◆ **WORK TO DO**
Retype the listing that follows, exactly as written.

===== EXTRACTED MATERIAL =====

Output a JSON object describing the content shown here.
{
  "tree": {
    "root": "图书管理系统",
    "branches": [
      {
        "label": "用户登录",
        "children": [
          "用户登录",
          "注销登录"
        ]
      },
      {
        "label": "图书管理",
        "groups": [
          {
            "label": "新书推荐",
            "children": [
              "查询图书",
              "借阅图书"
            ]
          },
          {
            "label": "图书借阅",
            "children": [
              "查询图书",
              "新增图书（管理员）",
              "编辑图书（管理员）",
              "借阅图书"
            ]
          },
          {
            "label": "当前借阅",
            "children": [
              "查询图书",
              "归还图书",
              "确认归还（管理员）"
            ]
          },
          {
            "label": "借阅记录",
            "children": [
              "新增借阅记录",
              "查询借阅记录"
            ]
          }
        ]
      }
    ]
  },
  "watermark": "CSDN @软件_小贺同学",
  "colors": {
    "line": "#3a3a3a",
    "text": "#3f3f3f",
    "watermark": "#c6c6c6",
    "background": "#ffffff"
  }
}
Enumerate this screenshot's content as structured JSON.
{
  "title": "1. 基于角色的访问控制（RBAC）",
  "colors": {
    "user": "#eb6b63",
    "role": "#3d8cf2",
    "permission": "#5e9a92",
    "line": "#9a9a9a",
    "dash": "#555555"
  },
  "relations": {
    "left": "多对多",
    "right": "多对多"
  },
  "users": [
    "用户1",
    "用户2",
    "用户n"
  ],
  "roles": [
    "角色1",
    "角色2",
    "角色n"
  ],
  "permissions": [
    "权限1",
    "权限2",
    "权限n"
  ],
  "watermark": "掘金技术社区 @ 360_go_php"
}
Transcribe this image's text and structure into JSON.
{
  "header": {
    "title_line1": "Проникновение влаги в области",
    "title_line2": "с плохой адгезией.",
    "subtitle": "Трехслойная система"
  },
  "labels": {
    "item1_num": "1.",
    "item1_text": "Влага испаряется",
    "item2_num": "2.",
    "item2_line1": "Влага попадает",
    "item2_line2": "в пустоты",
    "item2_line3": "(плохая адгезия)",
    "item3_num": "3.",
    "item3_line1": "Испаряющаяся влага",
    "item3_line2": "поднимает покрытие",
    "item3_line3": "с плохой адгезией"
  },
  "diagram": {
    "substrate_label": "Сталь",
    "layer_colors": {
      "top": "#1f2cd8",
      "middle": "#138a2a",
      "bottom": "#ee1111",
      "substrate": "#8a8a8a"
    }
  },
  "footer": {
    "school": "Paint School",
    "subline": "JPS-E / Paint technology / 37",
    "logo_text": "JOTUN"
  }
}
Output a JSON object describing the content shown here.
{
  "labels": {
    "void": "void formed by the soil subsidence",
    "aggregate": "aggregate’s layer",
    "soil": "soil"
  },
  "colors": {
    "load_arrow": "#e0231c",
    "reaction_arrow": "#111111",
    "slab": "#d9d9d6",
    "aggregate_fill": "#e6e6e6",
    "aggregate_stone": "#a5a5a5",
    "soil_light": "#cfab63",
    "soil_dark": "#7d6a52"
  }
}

=====

◆ **EXERCISE SOLUTION**
Output a JSON object describing the content shown here.
{
  "tree": {
    "root": "图书管理系统",
    "branches": [
      {
        "label": "用户登录",
        "children": [
          "用户登录",
          "注销登录"
        ]
      },
      {
        "label": "图书管理",
        "groups": [
          {
            "label": "新书推荐",
            "children": [
              "查询图书",
              "借阅图书"
            ]
          },
          {
            "label": "图书借阅",
            "children": [
              "查询图书",
              "新增图书（管理员）",
              "编辑图书（管理员）",
              "借阅图书"
            ]
          },
          {
            "label": "当前借阅",
            "children": [
              "查询图书",
              "归还图书",
              "确认归还（管理员）"
            ]
          },
          {
            "label": "借阅记录",
            "children": [
              "新增借阅记录",
              "查询借阅记录"
            ]
          }
        ]
      }
    ]
  },
  "watermark": "CSDN @软件_小贺同学",
  "colors": {
    "line": "#3a3a3a",
    "text": "#3f3f3f",
    "watermark": "#c6c6c6",
    "background": "#ffffff"
  }
}
Enumerate this screenshot's content as structured JSON.
{
  "title": "1. 基于角色的访问控制（RBAC）",
  "colors": {
    "user": "#eb6b63",
    "role": "#3d8cf2",
    "permission": "#5e9a92",
    "line": "#9a9a9a",
    "dash": "#555555"
  },
  "relations": {
    "left": "多对多",
    "right": "多对多"
  },
  "users": [
    "用户1",
    "用户2",
    "用户n"
  ],
  "roles": [
    "角色1",
    "角色2",
    "角色n"
  ],
  "permissions": [
    "权限1",
    "权限2",
    "权限n"
  ],
  "watermark": "掘金技术社区 @ 360_go_php"
}
Transcribe this image's text and structure into JSON.
{
  "header": {
    "title_line1": "Проникновение влаги в области",
    "title_line2": "с плохой адгезией.",
    "subtitle": "Трехслойная система"
  },
  "labels": {
    "item1_num": "1.",
    "item1_text": "Влага испаряется",
    "item2_num": "2.",
    "item2_line1": "Влага попадает",
    "item2_line2": "в пустоты",
    "item2_line3": "(плохая адгезия)",
    "item3_num": "3.",
    "item3_line1": "Испаряющаяся влага",
    "item3_line2": "поднимает покрытие",
    "item3_line3": "с плохой адгезией"
  },
  "diagram": {
    "substrate_label": "Сталь",
    "layer_colors": {
      "top": "#1f2cd8",
      "middle": "#138a2a",
      "bottom": "#ee1111",
      "substrate": "#8a8a8a"
    }
  },
  "footer": {
    "school": "Paint School",
    "subline": "JPS-E / Paint technology / 37",
    "logo_text": "JOTUN"
  }
}
Output a JSON object describing the content shown here.
{
  "labels": {
    "void": "void formed by the soil subsidence",
    "aggregate": "aggregate’s layer",
    "soil": "soil"
  },
  "colors": {
    "load_arrow": "#e0231c",
    "reaction_arrow": "#111111",
    "slab": "#d9d9d6",
    "aggregate_fill": "#e6e6e6",
    "aggregate_stone": "#a5a5a5",
    "soil_light": "#cfab63",
    "soil_dark": "#7d6a52"
  }
}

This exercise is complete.